● INSTRUCTIONS FOR THE TASK
Some lines in the records below may hold the word "faite"; give the number of those lines and nothing else.

Extracted data entries
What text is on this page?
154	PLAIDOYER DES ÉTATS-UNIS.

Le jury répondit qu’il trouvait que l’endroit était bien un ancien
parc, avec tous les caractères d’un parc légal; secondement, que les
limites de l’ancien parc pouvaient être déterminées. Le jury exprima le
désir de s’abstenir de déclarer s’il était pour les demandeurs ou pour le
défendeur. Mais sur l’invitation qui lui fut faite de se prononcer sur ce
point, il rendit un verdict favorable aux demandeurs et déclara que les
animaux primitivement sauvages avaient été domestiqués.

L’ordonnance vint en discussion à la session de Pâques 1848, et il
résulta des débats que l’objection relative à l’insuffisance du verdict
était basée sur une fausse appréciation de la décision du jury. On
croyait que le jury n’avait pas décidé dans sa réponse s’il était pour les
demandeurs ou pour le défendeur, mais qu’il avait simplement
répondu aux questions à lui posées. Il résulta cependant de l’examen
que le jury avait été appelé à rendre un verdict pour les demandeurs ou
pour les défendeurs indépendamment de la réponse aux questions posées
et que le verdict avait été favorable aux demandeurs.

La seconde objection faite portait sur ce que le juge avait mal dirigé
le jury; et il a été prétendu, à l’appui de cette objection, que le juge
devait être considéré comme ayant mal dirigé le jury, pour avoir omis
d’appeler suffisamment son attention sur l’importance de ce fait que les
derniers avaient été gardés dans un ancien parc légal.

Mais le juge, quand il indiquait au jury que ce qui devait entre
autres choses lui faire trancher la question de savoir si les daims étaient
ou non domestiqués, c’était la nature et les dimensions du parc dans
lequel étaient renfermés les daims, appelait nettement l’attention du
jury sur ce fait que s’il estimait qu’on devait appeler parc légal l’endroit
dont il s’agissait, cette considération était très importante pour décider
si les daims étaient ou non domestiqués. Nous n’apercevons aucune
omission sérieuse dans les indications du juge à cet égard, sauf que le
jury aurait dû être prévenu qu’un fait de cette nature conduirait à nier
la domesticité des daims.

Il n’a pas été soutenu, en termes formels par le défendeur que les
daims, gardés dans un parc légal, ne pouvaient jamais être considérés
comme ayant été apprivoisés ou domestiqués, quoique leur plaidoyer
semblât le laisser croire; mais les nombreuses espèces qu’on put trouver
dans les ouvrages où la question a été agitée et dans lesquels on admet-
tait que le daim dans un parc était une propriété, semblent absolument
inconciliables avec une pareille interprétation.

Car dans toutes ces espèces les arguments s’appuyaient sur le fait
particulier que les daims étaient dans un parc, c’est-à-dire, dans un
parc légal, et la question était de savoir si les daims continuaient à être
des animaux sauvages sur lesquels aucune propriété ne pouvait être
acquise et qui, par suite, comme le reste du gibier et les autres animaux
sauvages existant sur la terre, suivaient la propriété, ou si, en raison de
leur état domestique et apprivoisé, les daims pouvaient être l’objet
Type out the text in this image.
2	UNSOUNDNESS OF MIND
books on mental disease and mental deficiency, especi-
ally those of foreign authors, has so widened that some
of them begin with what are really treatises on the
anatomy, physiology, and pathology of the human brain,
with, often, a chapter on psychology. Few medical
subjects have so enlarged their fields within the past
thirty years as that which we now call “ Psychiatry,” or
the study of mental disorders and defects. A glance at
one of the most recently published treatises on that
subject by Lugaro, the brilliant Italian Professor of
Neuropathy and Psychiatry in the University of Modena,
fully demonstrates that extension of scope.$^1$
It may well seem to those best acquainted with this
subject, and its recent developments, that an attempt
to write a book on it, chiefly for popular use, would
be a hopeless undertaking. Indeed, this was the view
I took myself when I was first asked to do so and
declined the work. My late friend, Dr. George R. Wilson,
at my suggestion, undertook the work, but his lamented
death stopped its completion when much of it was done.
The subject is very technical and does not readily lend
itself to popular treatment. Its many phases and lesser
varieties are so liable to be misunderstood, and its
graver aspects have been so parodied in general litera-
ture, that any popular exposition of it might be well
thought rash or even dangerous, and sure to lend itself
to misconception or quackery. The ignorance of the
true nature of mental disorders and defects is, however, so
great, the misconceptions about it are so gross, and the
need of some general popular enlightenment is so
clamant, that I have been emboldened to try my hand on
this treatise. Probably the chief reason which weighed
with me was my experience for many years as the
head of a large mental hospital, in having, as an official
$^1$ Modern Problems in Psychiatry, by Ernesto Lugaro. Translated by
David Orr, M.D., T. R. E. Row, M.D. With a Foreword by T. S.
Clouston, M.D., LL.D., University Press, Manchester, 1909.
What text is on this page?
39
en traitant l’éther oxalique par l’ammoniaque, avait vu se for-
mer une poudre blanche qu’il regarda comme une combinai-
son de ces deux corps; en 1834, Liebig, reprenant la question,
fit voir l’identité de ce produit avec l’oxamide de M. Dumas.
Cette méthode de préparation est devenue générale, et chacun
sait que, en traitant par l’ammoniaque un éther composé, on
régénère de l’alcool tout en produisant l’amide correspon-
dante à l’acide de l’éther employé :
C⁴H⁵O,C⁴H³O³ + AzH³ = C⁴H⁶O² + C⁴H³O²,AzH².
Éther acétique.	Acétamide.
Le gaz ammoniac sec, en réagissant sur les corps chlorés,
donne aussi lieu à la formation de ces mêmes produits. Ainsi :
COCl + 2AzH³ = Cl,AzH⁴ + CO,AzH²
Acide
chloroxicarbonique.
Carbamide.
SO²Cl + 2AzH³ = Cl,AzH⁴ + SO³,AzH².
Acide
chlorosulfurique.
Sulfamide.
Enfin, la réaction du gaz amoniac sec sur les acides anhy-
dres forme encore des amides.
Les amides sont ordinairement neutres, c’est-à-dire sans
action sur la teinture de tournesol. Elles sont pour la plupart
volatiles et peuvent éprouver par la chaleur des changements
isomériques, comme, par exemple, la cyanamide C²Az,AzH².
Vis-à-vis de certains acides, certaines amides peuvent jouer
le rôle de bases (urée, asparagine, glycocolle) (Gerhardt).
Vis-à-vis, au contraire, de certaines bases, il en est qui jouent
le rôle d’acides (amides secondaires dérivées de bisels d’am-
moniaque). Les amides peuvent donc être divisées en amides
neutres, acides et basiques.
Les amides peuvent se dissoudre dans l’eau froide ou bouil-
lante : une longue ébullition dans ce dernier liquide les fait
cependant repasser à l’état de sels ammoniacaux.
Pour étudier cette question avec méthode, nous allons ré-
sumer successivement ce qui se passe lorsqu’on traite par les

● EXERCISE RESULT
2